======== MATERIAL PROVIDED

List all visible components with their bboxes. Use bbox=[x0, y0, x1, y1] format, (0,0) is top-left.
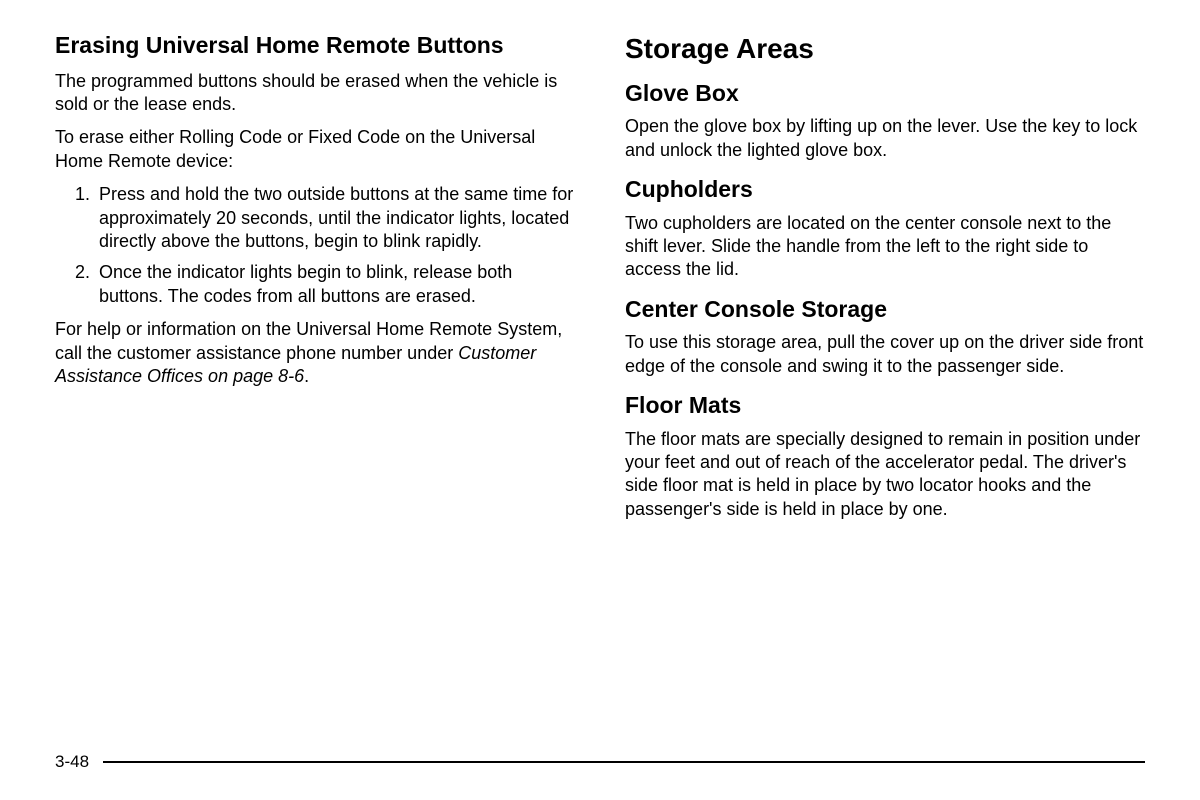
storage-areas-title: Storage Areas bbox=[625, 32, 1145, 66]
erase-remote-heading: Erasing Universal Home Remote Buttons bbox=[55, 32, 575, 60]
center-console-paragraph: To use this storage area, pull the cover… bbox=[625, 331, 1145, 378]
glove-box-heading: Glove Box bbox=[625, 80, 1145, 108]
page-footer: 3-48 bbox=[55, 752, 1145, 772]
erase-steps-list: Press and hold the two outside buttons a… bbox=[55, 183, 575, 308]
left-column: Erasing Universal Home Remote Buttons Th… bbox=[55, 32, 575, 732]
footer-rule bbox=[103, 761, 1145, 763]
help-paragraph: For help or information on the Universal… bbox=[55, 318, 575, 388]
help-text-suffix: . bbox=[304, 366, 309, 386]
cupholders-paragraph: Two cupholders are located on the center… bbox=[625, 212, 1145, 282]
glove-box-paragraph: Open the glove box by lifting up on the … bbox=[625, 115, 1145, 162]
erase-step-1: Press and hold the two outside buttons a… bbox=[95, 183, 575, 253]
floor-mats-heading: Floor Mats bbox=[625, 392, 1145, 420]
erase-step-2: Once the indicator lights begin to blink… bbox=[95, 261, 575, 308]
erase-intro-paragraph: The programmed buttons should be erased … bbox=[55, 70, 575, 117]
floor-mats-paragraph: The floor mats are specially designed to… bbox=[625, 428, 1145, 522]
center-console-heading: Center Console Storage bbox=[625, 296, 1145, 324]
cupholders-heading: Cupholders bbox=[625, 176, 1145, 204]
two-column-layout: Erasing Universal Home Remote Buttons Th… bbox=[55, 32, 1145, 732]
right-column: Storage Areas Glove Box Open the glove b… bbox=[625, 32, 1145, 732]
erase-lead-paragraph: To erase either Rolling Code or Fixed Co… bbox=[55, 126, 575, 173]
page-number: 3-48 bbox=[55, 752, 89, 772]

================

**STATED PROBLEM:** In the material above, repeat verbatim every line starting with the one that contains "storage-areas-title: Storage Areas" and continuing through the one that contains "two-column-layout: Erasing Universal", including both of those lines.

**THE RESPONSE:**
storage-areas-title: Storage Areas bbox=[625, 32, 1145, 66]
erase-remote-heading: Erasing Universal Home Remote Buttons bbox=[55, 32, 575, 60]
center-console-paragraph: To use this storage area, pull the cover… bbox=[625, 331, 1145, 378]
glove-box-heading: Glove Box bbox=[625, 80, 1145, 108]
page-footer: 3-48 bbox=[55, 752, 1145, 772]
erase-steps-list: Press and hold the two outside buttons a… bbox=[55, 183, 575, 308]
left-column: Erasing Universal Home Remote Buttons Th… bbox=[55, 32, 575, 732]
footer-rule bbox=[103, 761, 1145, 763]
help-paragraph: For help or information on the Universal… bbox=[55, 318, 575, 388]
help-text-suffix: . bbox=[304, 366, 309, 386]
cupholders-paragraph: Two cupholders are located on the center… bbox=[625, 212, 1145, 282]
glove-box-paragraph: Open the glove box by lifting up on the … bbox=[625, 115, 1145, 162]
erase-step-1: Press and hold the two outside buttons a… bbox=[95, 183, 575, 253]
floor-mats-heading: Floor Mats bbox=[625, 392, 1145, 420]
erase-step-2: Once the indicator lights begin to blink… bbox=[95, 261, 575, 308]
erase-intro-paragraph: The programmed buttons should be erased … bbox=[55, 70, 575, 117]
floor-mats-paragraph: The floor mats are specially designed to… bbox=[625, 428, 1145, 522]
center-console-heading: Center Console Storage bbox=[625, 296, 1145, 324]
cupholders-heading: Cupholders bbox=[625, 176, 1145, 204]
two-column-layout: Erasing Universal Home Remote Buttons Th… bbox=[55, 32, 1145, 732]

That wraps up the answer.